Required task: From the listing below, extract every line in which the word "projects" appears.

*** Supplied data ***

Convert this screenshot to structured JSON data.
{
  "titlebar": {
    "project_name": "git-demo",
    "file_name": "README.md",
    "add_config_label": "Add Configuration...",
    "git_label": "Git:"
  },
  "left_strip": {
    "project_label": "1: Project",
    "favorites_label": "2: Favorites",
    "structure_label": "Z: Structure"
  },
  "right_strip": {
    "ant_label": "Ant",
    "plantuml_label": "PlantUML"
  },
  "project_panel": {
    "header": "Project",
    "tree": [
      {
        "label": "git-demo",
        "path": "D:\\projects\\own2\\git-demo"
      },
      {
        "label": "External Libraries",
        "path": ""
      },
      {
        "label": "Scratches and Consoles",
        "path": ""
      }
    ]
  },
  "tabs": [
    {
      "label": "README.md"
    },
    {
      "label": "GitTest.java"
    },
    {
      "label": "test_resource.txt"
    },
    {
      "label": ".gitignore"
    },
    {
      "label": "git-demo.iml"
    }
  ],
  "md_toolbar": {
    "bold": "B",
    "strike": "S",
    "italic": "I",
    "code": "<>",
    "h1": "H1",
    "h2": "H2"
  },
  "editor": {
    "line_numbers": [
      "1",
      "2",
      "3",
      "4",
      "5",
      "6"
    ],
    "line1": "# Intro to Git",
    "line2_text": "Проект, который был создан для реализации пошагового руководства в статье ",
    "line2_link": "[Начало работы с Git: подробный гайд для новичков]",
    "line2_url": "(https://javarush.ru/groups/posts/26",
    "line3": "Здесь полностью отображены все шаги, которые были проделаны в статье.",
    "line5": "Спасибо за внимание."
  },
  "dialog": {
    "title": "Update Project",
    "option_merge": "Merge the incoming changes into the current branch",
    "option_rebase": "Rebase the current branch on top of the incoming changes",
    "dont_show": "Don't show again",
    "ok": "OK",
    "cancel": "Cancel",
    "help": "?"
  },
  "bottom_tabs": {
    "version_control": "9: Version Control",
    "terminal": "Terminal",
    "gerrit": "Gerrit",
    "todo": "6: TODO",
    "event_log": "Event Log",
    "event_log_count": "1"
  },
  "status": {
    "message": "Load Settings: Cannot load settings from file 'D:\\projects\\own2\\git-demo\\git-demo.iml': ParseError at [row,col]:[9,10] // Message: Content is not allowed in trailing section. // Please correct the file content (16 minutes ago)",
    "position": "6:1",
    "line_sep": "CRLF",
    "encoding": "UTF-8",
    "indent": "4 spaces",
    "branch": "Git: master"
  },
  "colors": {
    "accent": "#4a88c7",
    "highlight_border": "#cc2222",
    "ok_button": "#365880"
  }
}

***

The completed task:
        "path": "D:\\projects\\own2\\git-demo"
    "message": "Load Settings: Cannot load settings from file 'D:\\projects\\own2\\git-demo\\git-demo.iml': ParseError at [row,col]:[9,10] // Message: Content is not allowed in trailing section. // Please correct the file content (16 minutes ago)",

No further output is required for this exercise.